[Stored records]
..............................
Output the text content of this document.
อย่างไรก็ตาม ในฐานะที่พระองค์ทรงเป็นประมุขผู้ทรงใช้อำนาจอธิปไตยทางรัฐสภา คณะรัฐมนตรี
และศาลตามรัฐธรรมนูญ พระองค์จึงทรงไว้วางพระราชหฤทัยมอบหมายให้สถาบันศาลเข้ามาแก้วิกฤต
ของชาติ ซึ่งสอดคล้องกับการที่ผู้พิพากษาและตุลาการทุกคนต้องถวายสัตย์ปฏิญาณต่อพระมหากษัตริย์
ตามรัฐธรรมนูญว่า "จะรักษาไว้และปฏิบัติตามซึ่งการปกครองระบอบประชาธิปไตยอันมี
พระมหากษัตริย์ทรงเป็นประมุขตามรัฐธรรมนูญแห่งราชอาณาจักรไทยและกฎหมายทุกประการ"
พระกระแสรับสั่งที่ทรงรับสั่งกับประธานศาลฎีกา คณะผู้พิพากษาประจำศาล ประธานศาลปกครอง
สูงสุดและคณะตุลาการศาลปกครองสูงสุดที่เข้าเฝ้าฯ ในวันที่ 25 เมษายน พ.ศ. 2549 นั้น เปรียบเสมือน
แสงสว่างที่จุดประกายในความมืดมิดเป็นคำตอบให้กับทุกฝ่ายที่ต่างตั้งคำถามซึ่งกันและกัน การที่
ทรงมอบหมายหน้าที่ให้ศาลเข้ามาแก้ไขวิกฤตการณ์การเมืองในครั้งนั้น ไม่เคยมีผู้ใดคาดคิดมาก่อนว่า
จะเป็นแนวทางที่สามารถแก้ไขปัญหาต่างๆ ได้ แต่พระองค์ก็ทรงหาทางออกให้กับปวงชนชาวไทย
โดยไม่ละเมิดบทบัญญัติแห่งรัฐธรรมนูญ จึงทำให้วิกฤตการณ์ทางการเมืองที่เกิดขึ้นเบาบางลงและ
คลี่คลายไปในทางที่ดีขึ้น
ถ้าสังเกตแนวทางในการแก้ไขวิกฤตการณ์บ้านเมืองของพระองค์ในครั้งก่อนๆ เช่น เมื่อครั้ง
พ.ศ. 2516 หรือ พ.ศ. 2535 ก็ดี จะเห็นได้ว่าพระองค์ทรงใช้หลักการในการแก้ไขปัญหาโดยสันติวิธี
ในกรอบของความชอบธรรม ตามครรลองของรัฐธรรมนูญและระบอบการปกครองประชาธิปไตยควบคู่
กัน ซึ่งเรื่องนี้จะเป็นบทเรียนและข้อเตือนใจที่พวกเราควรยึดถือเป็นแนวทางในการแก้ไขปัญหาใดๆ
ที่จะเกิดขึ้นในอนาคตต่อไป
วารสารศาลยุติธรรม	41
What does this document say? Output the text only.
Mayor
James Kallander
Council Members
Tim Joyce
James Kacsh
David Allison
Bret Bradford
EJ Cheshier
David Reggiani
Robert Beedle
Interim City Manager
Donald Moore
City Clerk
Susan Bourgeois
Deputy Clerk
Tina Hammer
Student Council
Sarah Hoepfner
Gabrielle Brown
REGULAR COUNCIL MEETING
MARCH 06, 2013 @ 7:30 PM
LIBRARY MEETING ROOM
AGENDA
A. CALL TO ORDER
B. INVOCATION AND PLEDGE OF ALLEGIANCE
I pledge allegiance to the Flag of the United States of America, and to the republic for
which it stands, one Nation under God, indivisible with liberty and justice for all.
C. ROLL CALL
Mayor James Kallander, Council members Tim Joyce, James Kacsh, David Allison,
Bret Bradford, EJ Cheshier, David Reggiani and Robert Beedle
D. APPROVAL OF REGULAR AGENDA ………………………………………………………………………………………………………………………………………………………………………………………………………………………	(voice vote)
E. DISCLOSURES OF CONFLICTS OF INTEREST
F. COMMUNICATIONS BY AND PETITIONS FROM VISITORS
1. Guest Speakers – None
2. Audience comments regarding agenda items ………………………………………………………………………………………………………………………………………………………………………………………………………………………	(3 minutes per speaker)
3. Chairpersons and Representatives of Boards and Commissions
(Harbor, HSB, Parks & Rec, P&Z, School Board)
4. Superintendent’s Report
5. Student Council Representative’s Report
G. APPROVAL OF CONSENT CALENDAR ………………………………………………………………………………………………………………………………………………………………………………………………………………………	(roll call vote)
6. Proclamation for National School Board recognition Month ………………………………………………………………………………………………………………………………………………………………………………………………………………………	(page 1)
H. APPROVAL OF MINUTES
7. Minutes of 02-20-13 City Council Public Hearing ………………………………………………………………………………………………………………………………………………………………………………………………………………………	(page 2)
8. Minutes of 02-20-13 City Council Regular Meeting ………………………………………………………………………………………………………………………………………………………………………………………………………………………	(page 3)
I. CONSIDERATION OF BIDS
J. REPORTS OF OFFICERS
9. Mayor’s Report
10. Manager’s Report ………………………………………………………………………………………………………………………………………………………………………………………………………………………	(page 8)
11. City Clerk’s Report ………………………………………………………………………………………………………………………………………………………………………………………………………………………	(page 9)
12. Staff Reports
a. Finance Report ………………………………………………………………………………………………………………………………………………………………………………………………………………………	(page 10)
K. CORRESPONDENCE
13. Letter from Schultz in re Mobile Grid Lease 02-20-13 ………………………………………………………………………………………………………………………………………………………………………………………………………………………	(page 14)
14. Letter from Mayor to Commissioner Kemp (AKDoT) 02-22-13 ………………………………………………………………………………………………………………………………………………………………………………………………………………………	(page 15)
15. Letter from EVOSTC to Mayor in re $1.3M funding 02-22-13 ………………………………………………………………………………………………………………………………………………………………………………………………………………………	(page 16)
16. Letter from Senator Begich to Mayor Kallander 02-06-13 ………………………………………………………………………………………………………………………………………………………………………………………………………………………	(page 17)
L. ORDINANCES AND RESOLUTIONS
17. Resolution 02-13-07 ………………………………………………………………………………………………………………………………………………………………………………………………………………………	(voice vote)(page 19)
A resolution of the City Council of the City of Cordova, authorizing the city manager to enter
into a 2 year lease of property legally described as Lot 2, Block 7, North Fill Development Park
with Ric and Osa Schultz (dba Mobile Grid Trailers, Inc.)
..............................
DIRECTIVE – In the entries above, find each line with the word "James" and copy it.

COMPLETE ANSWER –
James Kallander
James Kacsh
Mayor James Kallander, Council members Tim Joyce, James Kacsh, David Allison,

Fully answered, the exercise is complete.